BEGIN Recorded information

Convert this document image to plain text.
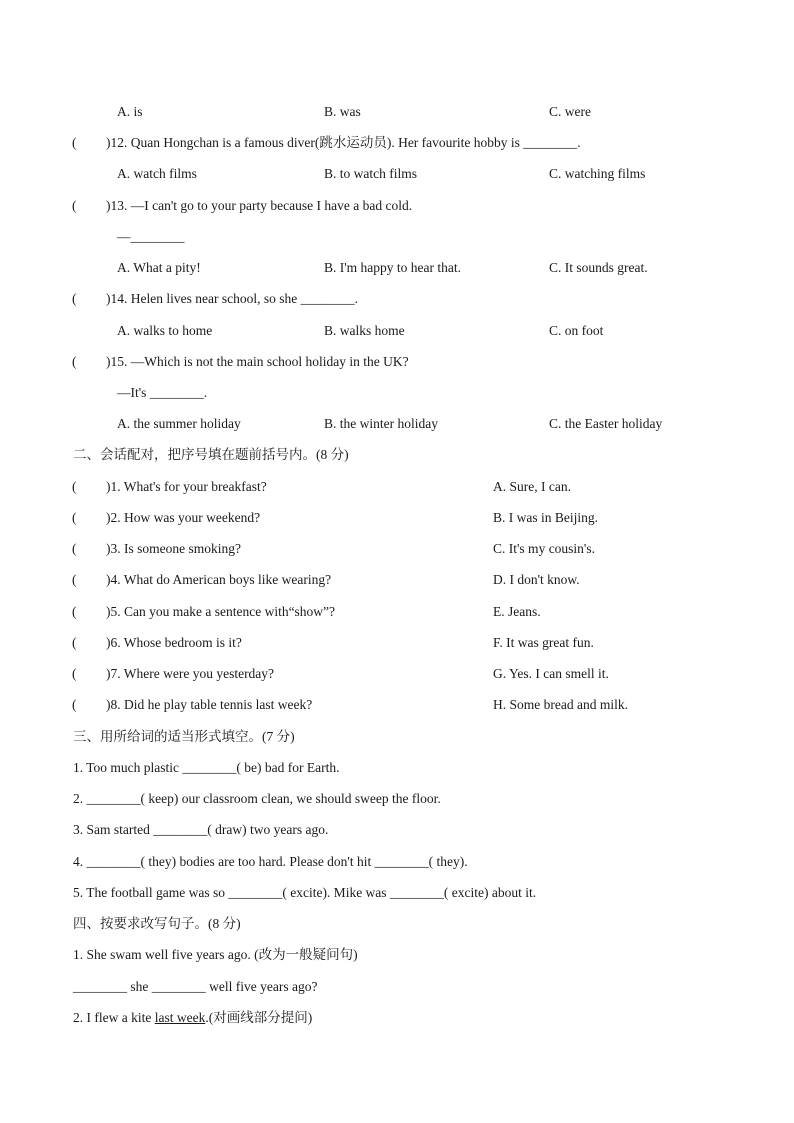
A. is	B. was	C. were
( )12. Quan Hongchan is a famous diver(跳水运动员). Her favourite hobby is ________.
A. watch films	B. to watch films	C. watching films
( )13. —I can't go to your party because I have a bad cold.
—________
A. What a pity!	B. I'm happy to hear that.	C. It sounds great.
( )14. Helen lives near school, so she ________.
A. walks to home	B. walks home	C. on foot
( )15. —Which is not the main school holiday in the UK?
—It's ________.
A. the summer holiday	B. the winter holiday	C. the Easter holiday
二、会话配对，把序号填在题前括号内。(8 分)
( )1. What's for your breakfast?	A. Sure, I can.
( )2. How was your weekend?	B. I was in Beijing.
( )3. Is someone smoking?	C. It's my cousin's.
( )4. What do American boys like wearing?	D. I don't know.
( )5. Can you make a sentence with“show”?	E. Jeans.
( )6. Whose bedroom is it?	F. It was great fun.
( )7. Where were you yesterday?	G. Yes. I can smell it.
( )8. Did he play table tennis last week?	H. Some bread and milk.
三、用所给词的适当形式填空。(7 分)
1. Too much plastic ________( be) bad for Earth.
2. ________( keep) our classroom clean, we should sweep the floor.
3. Sam started ________( draw) two years ago.
4. ________( they) bodies are too hard. Please don't hit ________( they).
5. The football game was so ________( excite). Mike was ________( excite) about it.
四、按要求改写句子。(8 分)
1. She swam well five years ago. (改为一般疑问句)
________ she ________ well five years ago?
2. I flew a kite last week.(对画线部分提问)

END Recorded information

- Challenge
Images do not belong in the copy; reproduce all other parts of the records above verbatim.

- Exercise solution
Convert this document image to plain text.
A. is	B. was	C. were
( )12. Quan Hongchan is a famous diver(跳水运动员). Her favourite hobby is ________.
A. watch films	B. to watch films	C. watching films
( )13. —I can't go to your party because I have a bad cold.
—________
A. What a pity!	B. I'm happy to hear that.	C. It sounds great.
( )14. Helen lives near school, so she ________.
A. walks to home	B. walks home	C. on foot
( )15. —Which is not the main school holiday in the UK?
—It's ________.
A. the summer holiday	B. the winter holiday	C. the Easter holiday
二、会话配对，把序号填在题前括号内。(8 分)
( )1. What's for your breakfast?	A. Sure, I can.
( )2. How was your weekend?	B. I was in Beijing.
( )3. Is someone smoking?	C. It's my cousin's.
( )4. What do American boys like wearing?	D. I don't know.
( )5. Can you make a sentence with“show”?	E. Jeans.
( )6. Whose bedroom is it?	F. It was great fun.
( )7. Where were you yesterday?	G. Yes. I can smell it.
( )8. Did he play table tennis last week?	H. Some bread and milk.
三、用所给词的适当形式填空。(7 分)
1. Too much plastic ________( be) bad for Earth.
2. ________( keep) our classroom clean, we should sweep the floor.
3. Sam started ________( draw) two years ago.
4. ________( they) bodies are too hard. Please don't hit ________( they).
5. The football game was so ________( excite). Mike was ________( excite) about it.
四、按要求改写句子。(8 分)
1. She swam well five years ago. (改为一般疑问句)
________ she ________ well five years ago?
2. I flew a kite last week.(对画线部分提问)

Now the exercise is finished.